** Task **
Your task is to repeat the entries underneath exactly, minus the pictures.

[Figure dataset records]
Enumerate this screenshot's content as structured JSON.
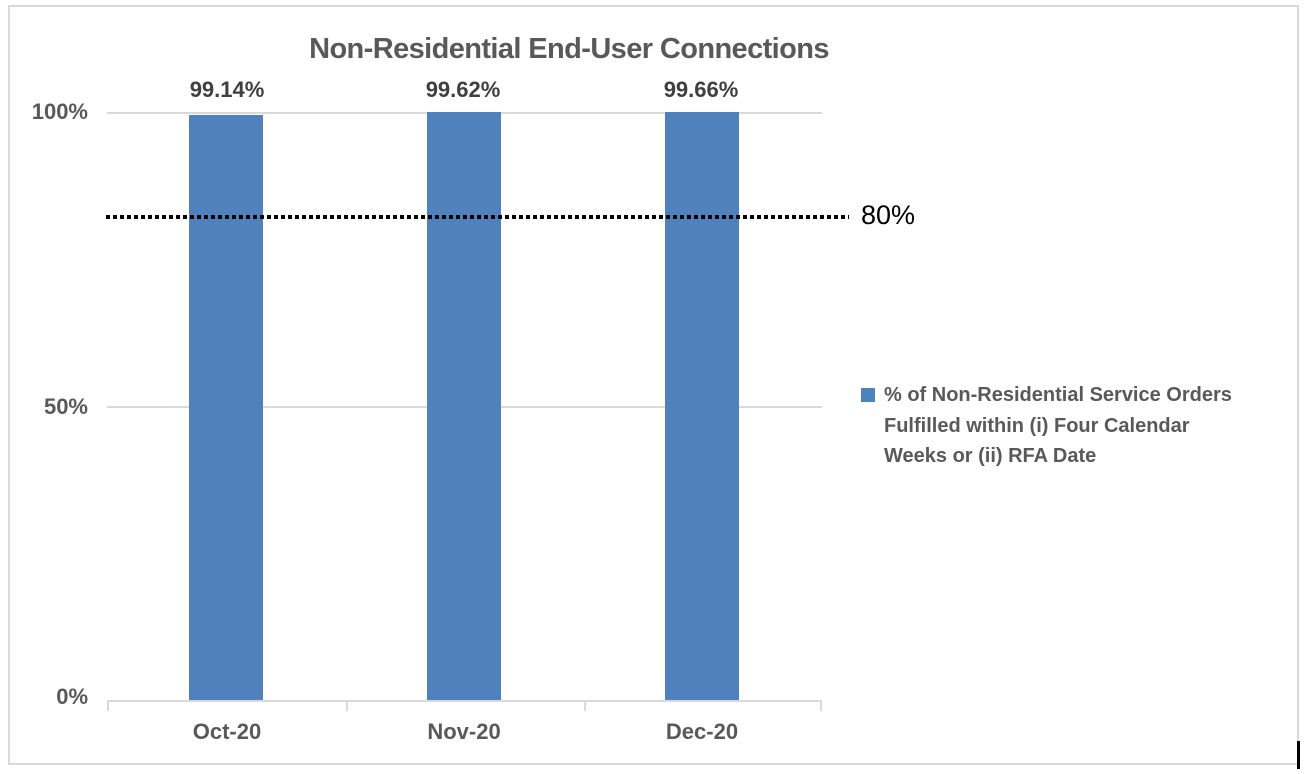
{
  "chart_data": {
    "type": "bar",
    "title": "Non-Residential End-User Connections",
    "categories": [
      "Oct-20",
      "Nov-20",
      "Dec-20"
    ],
    "series": [
      {
        "name": "% of Non-Residential Service Orders Fulfilled within (i) Four Calendar Weeks or (ii) RFA Date",
        "values": [
          99.14,
          99.62,
          99.66
        ],
        "color": "#4F81BD"
      }
    ],
    "data_labels": [
      "99.14%",
      "99.62%",
      "99.66%"
    ],
    "xlabel": "",
    "ylabel": "",
    "ylim": [
      0,
      100
    ],
    "y_ticks": [
      {
        "label": "100%",
        "value": 100
      },
      {
        "label": "50%",
        "value": 50
      },
      {
        "label": "0%",
        "value": 0
      }
    ],
    "reference_line": {
      "value": 80,
      "label": "80%",
      "style": "dotted",
      "color": "#000000"
    },
    "grid": true,
    "legend_position": "right"
  },
  "legend": {
    "marker_color": "#4F81BD",
    "lines": [
      "% of Non-Residential Service Orders",
      "Fulfilled within (i) Four Calendar",
      "Weeks or (ii) RFA Date"
    ]
  },
  "colors": {
    "bar": "#4F81BD",
    "grid": "#D9D9D9",
    "axis_text": "#595959",
    "data_label_text": "#3F3F3F",
    "reference_line": "#000000",
    "border": "#D9D9D9"
  }
}
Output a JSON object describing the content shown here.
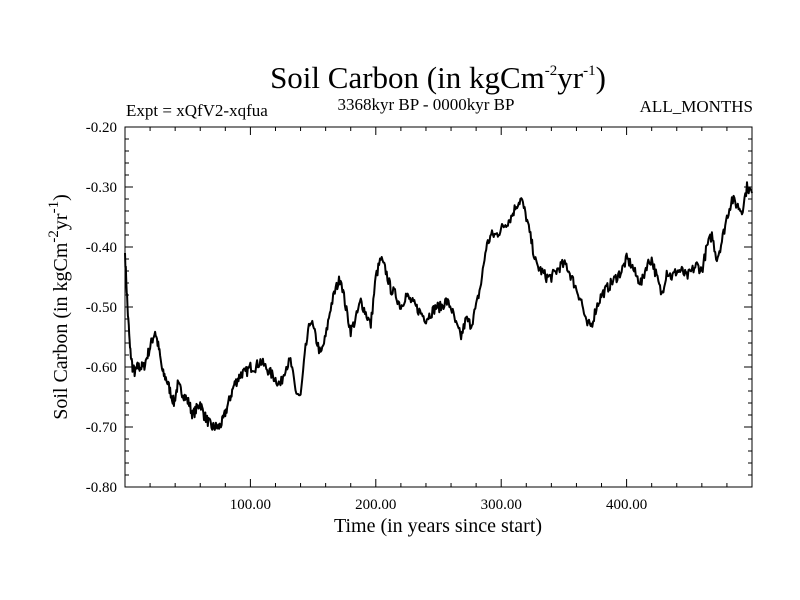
{
  "chart_data": {
    "type": "line",
    "title_main": "Soil Carbon (in kgCm",
    "title_sup1": "-2",
    "title_mid": "yr",
    "title_sup2": "-1",
    "title_end": ")",
    "subtitle_left": "Expt = xQfV2-xqfua",
    "subtitle_center": "3368kyr BP - 0000kyr BP",
    "subtitle_right": "ALL_MONTHS",
    "xlabel": "Time (in years since start)",
    "ylabel_main": "Soil Carbon (in kgCm",
    "ylabel_sup1": "-2",
    "ylabel_mid": "yr",
    "ylabel_sup2": "-1",
    "ylabel_end": ")",
    "xlim": [
      0,
      500
    ],
    "ylim": [
      -0.8,
      -0.2
    ],
    "xticks": [
      100,
      200,
      300,
      400
    ],
    "xtick_labels": [
      "100.00",
      "200.00",
      "300.00",
      "400.00"
    ],
    "yticks": [
      -0.2,
      -0.3,
      -0.4,
      -0.5,
      -0.6,
      -0.7,
      -0.8
    ],
    "ytick_labels": [
      "-0.20",
      "-0.30",
      "-0.40",
      "-0.50",
      "-0.60",
      "-0.70",
      "-0.80"
    ],
    "line_color": "#000000",
    "series": [
      {
        "name": "Soil Carbon",
        "x": [
          0,
          2,
          4,
          6,
          8,
          10,
          12,
          15,
          18,
          21,
          24,
          27,
          30,
          33,
          36,
          39,
          42,
          45,
          48,
          51,
          54,
          57,
          60,
          63,
          66,
          69,
          72,
          75,
          78,
          81,
          84,
          87,
          90,
          93,
          96,
          100,
          104,
          108,
          112,
          116,
          120,
          124,
          128,
          132,
          136,
          140,
          144,
          148,
          152,
          156,
          160,
          164,
          168,
          172,
          176,
          180,
          184,
          188,
          192,
          196,
          200,
          204,
          208,
          212,
          216,
          220,
          224,
          228,
          232,
          236,
          240,
          244,
          248,
          252,
          256,
          260,
          264,
          268,
          272,
          276,
          280,
          284,
          288,
          292,
          296,
          300,
          304,
          308,
          312,
          316,
          320,
          324,
          328,
          332,
          336,
          340,
          344,
          348,
          352,
          356,
          360,
          364,
          368,
          372,
          376,
          380,
          384,
          388,
          392,
          396,
          400,
          404,
          408,
          412,
          416,
          420,
          424,
          428,
          432,
          436,
          440,
          444,
          448,
          452,
          456,
          460,
          464,
          468,
          472,
          476,
          480,
          484,
          488,
          492,
          496,
          500
        ],
        "y": [
          -0.41,
          -0.5,
          -0.57,
          -0.6,
          -0.61,
          -0.6,
          -0.6,
          -0.6,
          -0.58,
          -0.56,
          -0.54,
          -0.57,
          -0.61,
          -0.62,
          -0.64,
          -0.66,
          -0.63,
          -0.64,
          -0.65,
          -0.66,
          -0.68,
          -0.67,
          -0.66,
          -0.68,
          -0.69,
          -0.7,
          -0.7,
          -0.7,
          -0.69,
          -0.67,
          -0.65,
          -0.63,
          -0.62,
          -0.61,
          -0.61,
          -0.6,
          -0.6,
          -0.59,
          -0.6,
          -0.61,
          -0.62,
          -0.63,
          -0.6,
          -0.59,
          -0.64,
          -0.65,
          -0.57,
          -0.52,
          -0.55,
          -0.58,
          -0.55,
          -0.5,
          -0.47,
          -0.45,
          -0.5,
          -0.54,
          -0.52,
          -0.49,
          -0.51,
          -0.53,
          -0.45,
          -0.42,
          -0.44,
          -0.47,
          -0.48,
          -0.5,
          -0.48,
          -0.49,
          -0.5,
          -0.51,
          -0.52,
          -0.51,
          -0.5,
          -0.5,
          -0.49,
          -0.5,
          -0.53,
          -0.55,
          -0.52,
          -0.53,
          -0.5,
          -0.46,
          -0.4,
          -0.38,
          -0.38,
          -0.37,
          -0.36,
          -0.35,
          -0.33,
          -0.32,
          -0.35,
          -0.39,
          -0.43,
          -0.44,
          -0.45,
          -0.45,
          -0.44,
          -0.43,
          -0.43,
          -0.45,
          -0.47,
          -0.49,
          -0.53,
          -0.53,
          -0.5,
          -0.48,
          -0.47,
          -0.46,
          -0.45,
          -0.44,
          -0.42,
          -0.43,
          -0.45,
          -0.46,
          -0.43,
          -0.42,
          -0.45,
          -0.48,
          -0.44,
          -0.45,
          -0.44,
          -0.44,
          -0.45,
          -0.44,
          -0.43,
          -0.44,
          -0.4,
          -0.38,
          -0.42,
          -0.39,
          -0.35,
          -0.32,
          -0.33,
          -0.34,
          -0.3,
          -0.31
        ]
      }
    ]
  }
}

** Response below **
Enumerate this screenshot's content as structured JSON.
{
  "chart_data": {
    "type": "bar",
    "title": "Non-Residential End-User Connections",
    "categories": [
      "Oct-20",
      "Nov-20",
      "Dec-20"
    ],
    "series": [
      {
        "name": "% of Non-Residential Service Orders Fulfilled within (i) Four Calendar Weeks or (ii) RFA Date",
        "values": [
          99.14,
          99.62,
          99.66
        ],
        "color": "#4F81BD"
      }
    ],
    "data_labels": [
      "99.14%",
      "99.62%",
      "99.66%"
    ],
    "xlabel": "",
    "ylabel": "",
    "ylim": [
      0,
      100
    ],
    "y_ticks": [
      {
        "label": "100%",
        "value": 100
      },
      {
        "label": "50%",
        "value": 50
      },
      {
        "label": "0%",
        "value": 0
      }
    ],
    "reference_line": {
      "value": 80,
      "label": "80%",
      "style": "dotted",
      "color": "#000000"
    },
    "grid": true,
    "legend_position": "right"
  },
  "legend": {
    "marker_color": "#4F81BD",
    "lines": [
      "% of Non-Residential Service Orders",
      "Fulfilled within (i) Four Calendar",
      "Weeks or (ii) RFA Date"
    ]
  },
  "colors": {
    "bar": "#4F81BD",
    "grid": "#D9D9D9",
    "axis_text": "#595959",
    "data_label_text": "#3F3F3F",
    "reference_line": "#000000",
    "border": "#D9D9D9"
  }
}
Output a JSON object describing the content shown here.
{
  "chart_data": {
    "type": "line",
    "title_main": "Soil Carbon (in kgCm",
    "title_sup1": "-2",
    "title_mid": "yr",
    "title_sup2": "-1",
    "title_end": ")",
    "subtitle_left": "Expt = xQfV2-xqfua",
    "subtitle_center": "3368kyr BP - 0000kyr BP",
    "subtitle_right": "ALL_MONTHS",
    "xlabel": "Time (in years since start)",
    "ylabel_main": "Soil Carbon (in kgCm",
    "ylabel_sup1": "-2",
    "ylabel_mid": "yr",
    "ylabel_sup2": "-1",
    "ylabel_end": ")",
    "xlim": [
      0,
      500
    ],
    "ylim": [
      -0.8,
      -0.2
    ],
    "xticks": [
      100,
      200,
      300,
      400
    ],
    "xtick_labels": [
      "100.00",
      "200.00",
      "300.00",
      "400.00"
    ],
    "yticks": [
      -0.2,
      -0.3,
      -0.4,
      -0.5,
      -0.6,
      -0.7,
      -0.8
    ],
    "ytick_labels": [
      "-0.20",
      "-0.30",
      "-0.40",
      "-0.50",
      "-0.60",
      "-0.70",
      "-0.80"
    ],
    "line_color": "#000000",
    "series": [
      {
        "name": "Soil Carbon",
        "x": [
          0,
          2,
          4,
          6,
          8,
          10,
          12,
          15,
          18,
          21,
          24,
          27,
          30,
          33,
          36,
          39,
          42,
          45,
          48,
          51,
          54,
          57,
          60,
          63,
          66,
          69,
          72,
          75,
          78,
          81,
          84,
          87,
          90,
          93,
          96,
          100,
          104,
          108,
          112,
          116,
          120,
          124,
          128,
          132,
          136,
          140,
          144,
          148,
          152,
          156,
          160,
          164,
          168,
          172,
          176,
          180,
          184,
          188,
          192,
          196,
          200,
          204,
          208,
          212,
          216,
          220,
          224,
          228,
          232,
          236,
          240,
          244,
          248,
          252,
          256,
          260,
          264,
          268,
          272,
          276,
          280,
          284,
          288,
          292,
          296,
          300,
          304,
          308,
          312,
          316,
          320,
          324,
          328,
          332,
          336,
          340,
          344,
          348,
          352,
          356,
          360,
          364,
          368,
          372,
          376,
          380,
          384,
          388,
          392,
          396,
          400,
          404,
          408,
          412,
          416,
          420,
          424,
          428,
          432,
          436,
          440,
          444,
          448,
          452,
          456,
          460,
          464,
          468,
          472,
          476,
          480,
          484,
          488,
          492,
          496,
          500
        ],
        "y": [
          -0.41,
          -0.5,
          -0.57,
          -0.6,
          -0.61,
          -0.6,
          -0.6,
          -0.6,
          -0.58,
          -0.56,
          -0.54,
          -0.57,
          -0.61,
          -0.62,
          -0.64,
          -0.66,
          -0.63,
          -0.64,
          -0.65,
          -0.66,
          -0.68,
          -0.67,
          -0.66,
          -0.68,
          -0.69,
          -0.7,
          -0.7,
          -0.7,
          -0.69,
          -0.67,
          -0.65,
          -0.63,
          -0.62,
          -0.61,
          -0.61,
          -0.6,
          -0.6,
          -0.59,
          -0.6,
          -0.61,
          -0.62,
          -0.63,
          -0.6,
          -0.59,
          -0.64,
          -0.65,
          -0.57,
          -0.52,
          -0.55,
          -0.58,
          -0.55,
          -0.5,
          -0.47,
          -0.45,
          -0.5,
          -0.54,
          -0.52,
          -0.49,
          -0.51,
          -0.53,
          -0.45,
          -0.42,
          -0.44,
          -0.47,
          -0.48,
          -0.5,
          -0.48,
          -0.49,
          -0.5,
          -0.51,
          -0.52,
          -0.51,
          -0.5,
          -0.5,
          -0.49,
          -0.5,
          -0.53,
          -0.55,
          -0.52,
          -0.53,
          -0.5,
          -0.46,
          -0.4,
          -0.38,
          -0.38,
          -0.37,
          -0.36,
          -0.35,
          -0.33,
          -0.32,
          -0.35,
          -0.39,
          -0.43,
          -0.44,
          -0.45,
          -0.45,
          -0.44,
          -0.43,
          -0.43,
          -0.45,
          -0.47,
          -0.49,
          -0.53,
          -0.53,
          -0.5,
          -0.48,
          -0.47,
          -0.46,
          -0.45,
          -0.44,
          -0.42,
          -0.43,
          -0.45,
          -0.46,
          -0.43,
          -0.42,
          -0.45,
          -0.48,
          -0.44,
          -0.45,
          -0.44,
          -0.44,
          -0.45,
          -0.44,
          -0.43,
          -0.44,
          -0.4,
          -0.38,
          -0.42,
          -0.39,
          -0.35,
          -0.32,
          -0.33,
          -0.34,
          -0.3,
          -0.31
        ]
      }
    ]
  }
}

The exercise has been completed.